→ **WHAT YOU HAVE TO DO**
Count how many lines of the records contain the string "answer", treating uppercase and lowercase letters as different. Give only the number.

→ **EXERCISE MATERIAL**
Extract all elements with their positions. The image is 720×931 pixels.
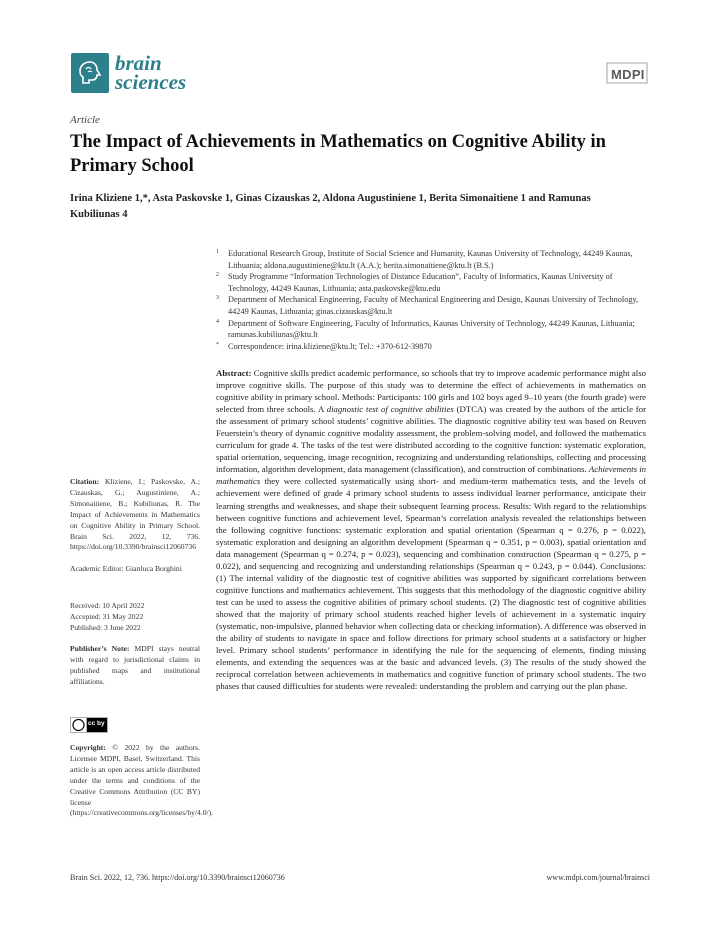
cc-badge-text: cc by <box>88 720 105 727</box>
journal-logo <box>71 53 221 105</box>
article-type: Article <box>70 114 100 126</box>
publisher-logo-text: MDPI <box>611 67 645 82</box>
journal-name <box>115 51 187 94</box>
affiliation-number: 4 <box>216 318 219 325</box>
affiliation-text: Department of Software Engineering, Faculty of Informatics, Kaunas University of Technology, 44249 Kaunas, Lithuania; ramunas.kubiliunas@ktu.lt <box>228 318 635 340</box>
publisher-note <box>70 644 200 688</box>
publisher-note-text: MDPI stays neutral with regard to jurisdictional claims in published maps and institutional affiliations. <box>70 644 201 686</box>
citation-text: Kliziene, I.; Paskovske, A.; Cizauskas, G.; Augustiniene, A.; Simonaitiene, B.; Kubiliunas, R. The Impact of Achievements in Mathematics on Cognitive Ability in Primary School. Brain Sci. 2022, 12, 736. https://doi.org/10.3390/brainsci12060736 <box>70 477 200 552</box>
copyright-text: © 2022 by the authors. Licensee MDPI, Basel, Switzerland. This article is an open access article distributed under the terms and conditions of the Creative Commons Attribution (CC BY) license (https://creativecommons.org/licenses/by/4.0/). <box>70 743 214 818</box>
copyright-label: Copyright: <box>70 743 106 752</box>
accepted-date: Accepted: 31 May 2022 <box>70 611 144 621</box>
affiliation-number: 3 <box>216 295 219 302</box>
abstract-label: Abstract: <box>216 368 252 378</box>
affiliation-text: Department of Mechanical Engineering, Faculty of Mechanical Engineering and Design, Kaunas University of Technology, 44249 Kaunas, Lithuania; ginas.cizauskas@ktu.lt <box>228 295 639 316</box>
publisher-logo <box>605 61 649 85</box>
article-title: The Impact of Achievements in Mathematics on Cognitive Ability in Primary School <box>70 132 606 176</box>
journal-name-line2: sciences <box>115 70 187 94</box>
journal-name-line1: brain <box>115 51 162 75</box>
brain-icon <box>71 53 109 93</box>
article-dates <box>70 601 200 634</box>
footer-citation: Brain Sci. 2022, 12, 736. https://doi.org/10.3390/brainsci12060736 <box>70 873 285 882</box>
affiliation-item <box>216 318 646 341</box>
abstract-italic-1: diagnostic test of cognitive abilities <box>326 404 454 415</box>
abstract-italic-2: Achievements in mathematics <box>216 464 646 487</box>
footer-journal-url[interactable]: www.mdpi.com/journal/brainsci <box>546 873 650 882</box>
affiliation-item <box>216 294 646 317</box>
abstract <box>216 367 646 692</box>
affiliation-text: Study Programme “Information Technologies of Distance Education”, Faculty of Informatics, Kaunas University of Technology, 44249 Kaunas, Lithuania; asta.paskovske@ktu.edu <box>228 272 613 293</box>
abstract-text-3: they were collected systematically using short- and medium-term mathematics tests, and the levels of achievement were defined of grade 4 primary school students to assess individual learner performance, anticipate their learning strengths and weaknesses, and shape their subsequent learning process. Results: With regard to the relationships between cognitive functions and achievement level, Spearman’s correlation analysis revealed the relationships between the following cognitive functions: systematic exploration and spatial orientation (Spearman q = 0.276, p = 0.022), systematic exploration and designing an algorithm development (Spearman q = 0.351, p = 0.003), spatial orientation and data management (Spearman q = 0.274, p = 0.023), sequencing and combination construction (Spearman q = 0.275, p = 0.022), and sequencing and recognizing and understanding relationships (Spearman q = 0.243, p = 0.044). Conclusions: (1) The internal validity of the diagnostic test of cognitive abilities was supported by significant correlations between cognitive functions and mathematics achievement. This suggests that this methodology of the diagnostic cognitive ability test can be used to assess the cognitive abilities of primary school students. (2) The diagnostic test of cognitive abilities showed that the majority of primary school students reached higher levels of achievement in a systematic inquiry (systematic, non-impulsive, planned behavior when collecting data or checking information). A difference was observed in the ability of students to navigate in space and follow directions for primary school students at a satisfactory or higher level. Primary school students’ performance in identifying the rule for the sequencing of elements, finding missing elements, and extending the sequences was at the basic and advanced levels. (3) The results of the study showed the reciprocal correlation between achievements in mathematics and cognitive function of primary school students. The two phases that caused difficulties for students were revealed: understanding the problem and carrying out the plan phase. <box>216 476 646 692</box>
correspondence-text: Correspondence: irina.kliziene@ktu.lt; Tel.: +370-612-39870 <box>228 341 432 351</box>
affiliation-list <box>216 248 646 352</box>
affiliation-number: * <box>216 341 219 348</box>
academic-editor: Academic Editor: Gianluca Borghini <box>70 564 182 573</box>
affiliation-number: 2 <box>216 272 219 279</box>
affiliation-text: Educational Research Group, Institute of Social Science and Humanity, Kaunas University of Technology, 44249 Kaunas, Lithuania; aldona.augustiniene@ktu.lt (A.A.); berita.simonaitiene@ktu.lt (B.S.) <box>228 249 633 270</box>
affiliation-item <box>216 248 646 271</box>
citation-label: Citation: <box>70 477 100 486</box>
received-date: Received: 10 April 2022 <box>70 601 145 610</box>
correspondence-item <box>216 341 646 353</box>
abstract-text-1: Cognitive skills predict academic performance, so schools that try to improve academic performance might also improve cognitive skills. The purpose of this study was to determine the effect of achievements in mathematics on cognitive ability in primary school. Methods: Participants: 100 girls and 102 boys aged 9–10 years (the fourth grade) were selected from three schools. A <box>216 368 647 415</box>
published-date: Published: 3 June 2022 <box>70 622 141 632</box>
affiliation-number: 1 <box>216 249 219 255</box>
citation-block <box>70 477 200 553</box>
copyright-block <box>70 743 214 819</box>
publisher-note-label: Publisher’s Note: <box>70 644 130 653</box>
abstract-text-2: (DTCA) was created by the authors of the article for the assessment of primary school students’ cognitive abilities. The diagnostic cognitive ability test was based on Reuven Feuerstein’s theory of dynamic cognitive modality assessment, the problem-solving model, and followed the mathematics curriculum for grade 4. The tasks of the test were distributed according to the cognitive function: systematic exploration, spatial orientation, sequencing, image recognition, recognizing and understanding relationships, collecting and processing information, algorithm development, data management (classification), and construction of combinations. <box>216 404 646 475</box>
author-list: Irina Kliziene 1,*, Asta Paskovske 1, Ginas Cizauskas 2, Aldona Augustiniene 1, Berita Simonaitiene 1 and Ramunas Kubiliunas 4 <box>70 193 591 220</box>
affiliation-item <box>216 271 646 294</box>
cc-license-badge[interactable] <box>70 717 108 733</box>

==

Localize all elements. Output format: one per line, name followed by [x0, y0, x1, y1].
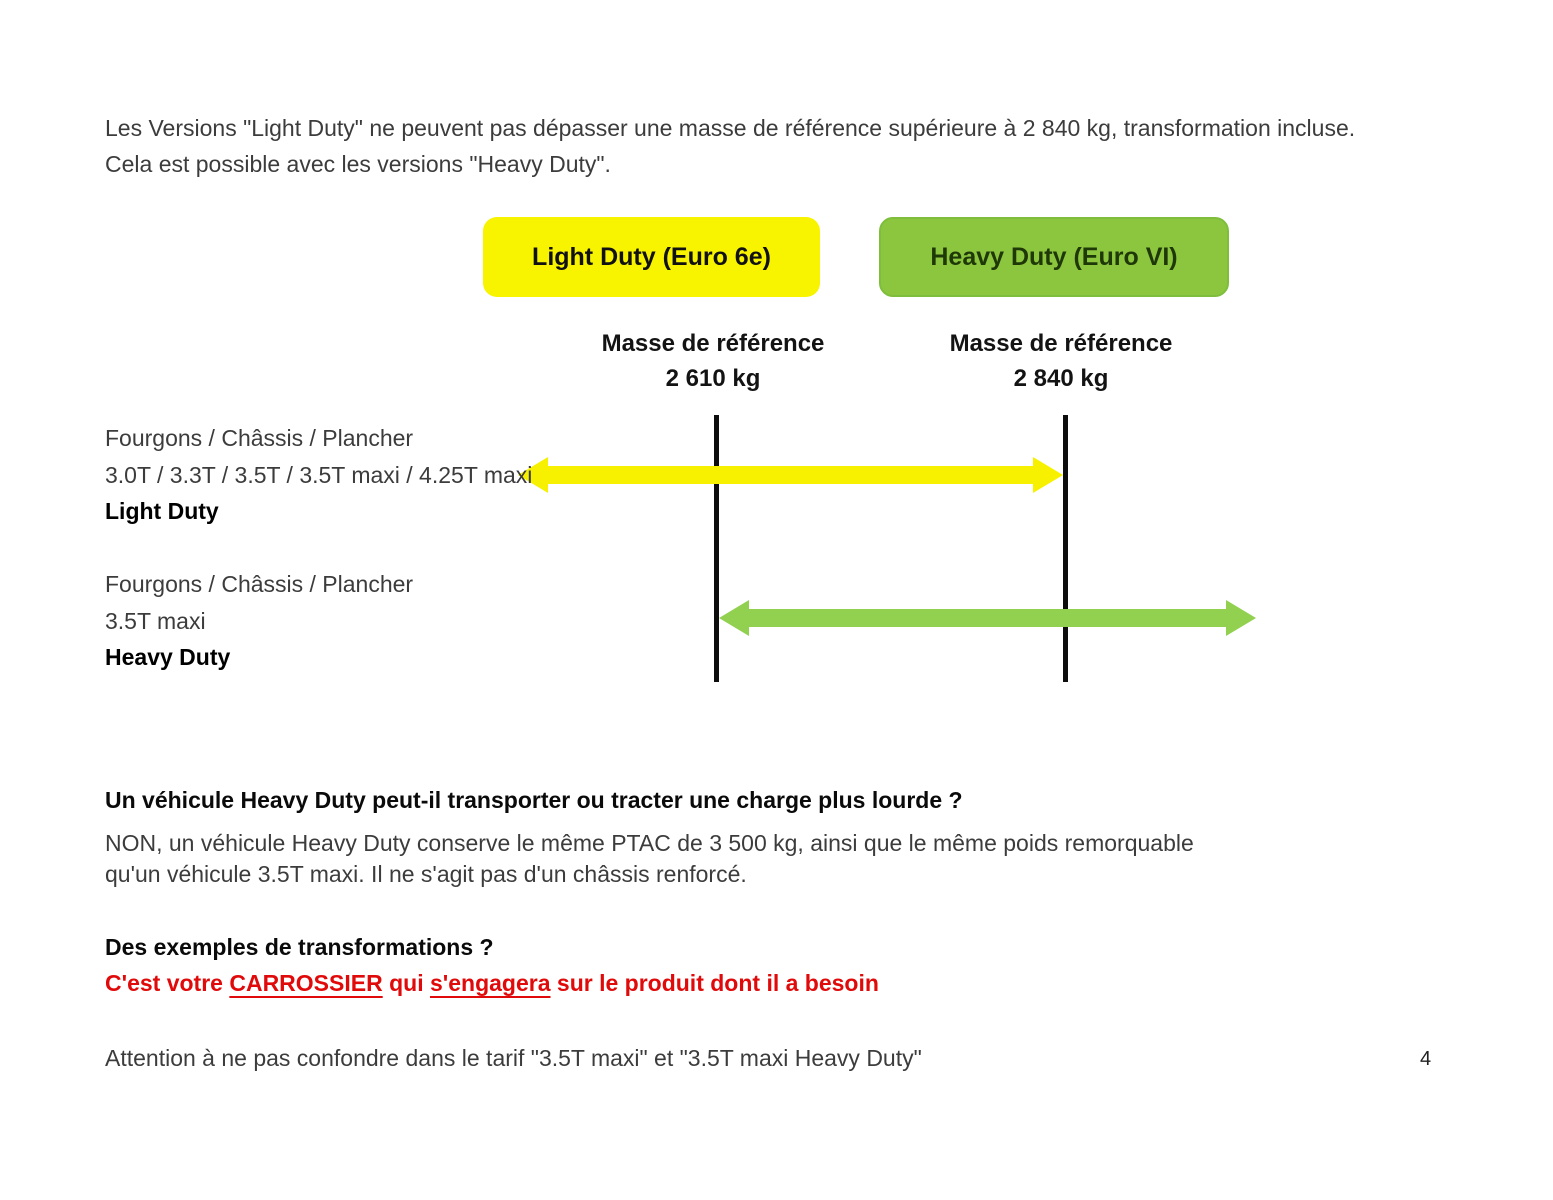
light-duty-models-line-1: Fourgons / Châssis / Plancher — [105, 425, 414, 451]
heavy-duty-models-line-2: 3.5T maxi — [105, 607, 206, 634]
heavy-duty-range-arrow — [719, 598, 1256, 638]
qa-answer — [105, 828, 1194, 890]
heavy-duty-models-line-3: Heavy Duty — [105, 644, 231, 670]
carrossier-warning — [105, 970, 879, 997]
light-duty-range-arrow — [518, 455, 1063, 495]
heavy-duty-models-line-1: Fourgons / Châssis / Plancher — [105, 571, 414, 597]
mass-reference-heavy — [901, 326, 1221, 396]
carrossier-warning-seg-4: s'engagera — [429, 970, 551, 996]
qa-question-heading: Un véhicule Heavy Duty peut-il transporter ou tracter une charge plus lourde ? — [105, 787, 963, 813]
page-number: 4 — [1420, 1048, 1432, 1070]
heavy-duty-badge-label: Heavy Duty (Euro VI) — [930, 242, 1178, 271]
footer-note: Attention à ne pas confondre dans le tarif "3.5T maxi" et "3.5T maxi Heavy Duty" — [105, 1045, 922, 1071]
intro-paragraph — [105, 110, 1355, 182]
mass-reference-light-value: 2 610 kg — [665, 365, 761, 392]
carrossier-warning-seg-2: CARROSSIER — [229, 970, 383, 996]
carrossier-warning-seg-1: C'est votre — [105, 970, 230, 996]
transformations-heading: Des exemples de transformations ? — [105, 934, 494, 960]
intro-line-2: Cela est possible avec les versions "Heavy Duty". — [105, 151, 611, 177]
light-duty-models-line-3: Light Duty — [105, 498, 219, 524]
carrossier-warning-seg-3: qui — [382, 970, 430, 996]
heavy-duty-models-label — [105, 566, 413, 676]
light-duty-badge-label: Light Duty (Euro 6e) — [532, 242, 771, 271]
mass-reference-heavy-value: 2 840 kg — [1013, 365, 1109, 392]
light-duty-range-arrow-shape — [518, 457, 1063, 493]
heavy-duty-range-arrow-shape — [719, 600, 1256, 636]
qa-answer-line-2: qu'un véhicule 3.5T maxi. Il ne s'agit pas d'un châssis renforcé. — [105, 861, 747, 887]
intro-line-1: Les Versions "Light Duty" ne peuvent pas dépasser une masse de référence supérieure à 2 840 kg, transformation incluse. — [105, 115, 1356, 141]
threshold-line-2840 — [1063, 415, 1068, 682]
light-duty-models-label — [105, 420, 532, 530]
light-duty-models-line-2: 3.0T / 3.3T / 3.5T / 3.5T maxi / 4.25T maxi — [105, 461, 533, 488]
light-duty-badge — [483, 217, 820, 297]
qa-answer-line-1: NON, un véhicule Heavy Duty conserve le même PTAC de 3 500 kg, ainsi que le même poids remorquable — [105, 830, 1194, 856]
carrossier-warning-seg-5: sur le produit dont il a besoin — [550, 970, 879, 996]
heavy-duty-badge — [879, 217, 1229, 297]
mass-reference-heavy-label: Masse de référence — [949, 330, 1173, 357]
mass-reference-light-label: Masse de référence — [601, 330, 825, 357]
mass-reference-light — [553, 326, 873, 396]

→ **TASK OUTPUT**
3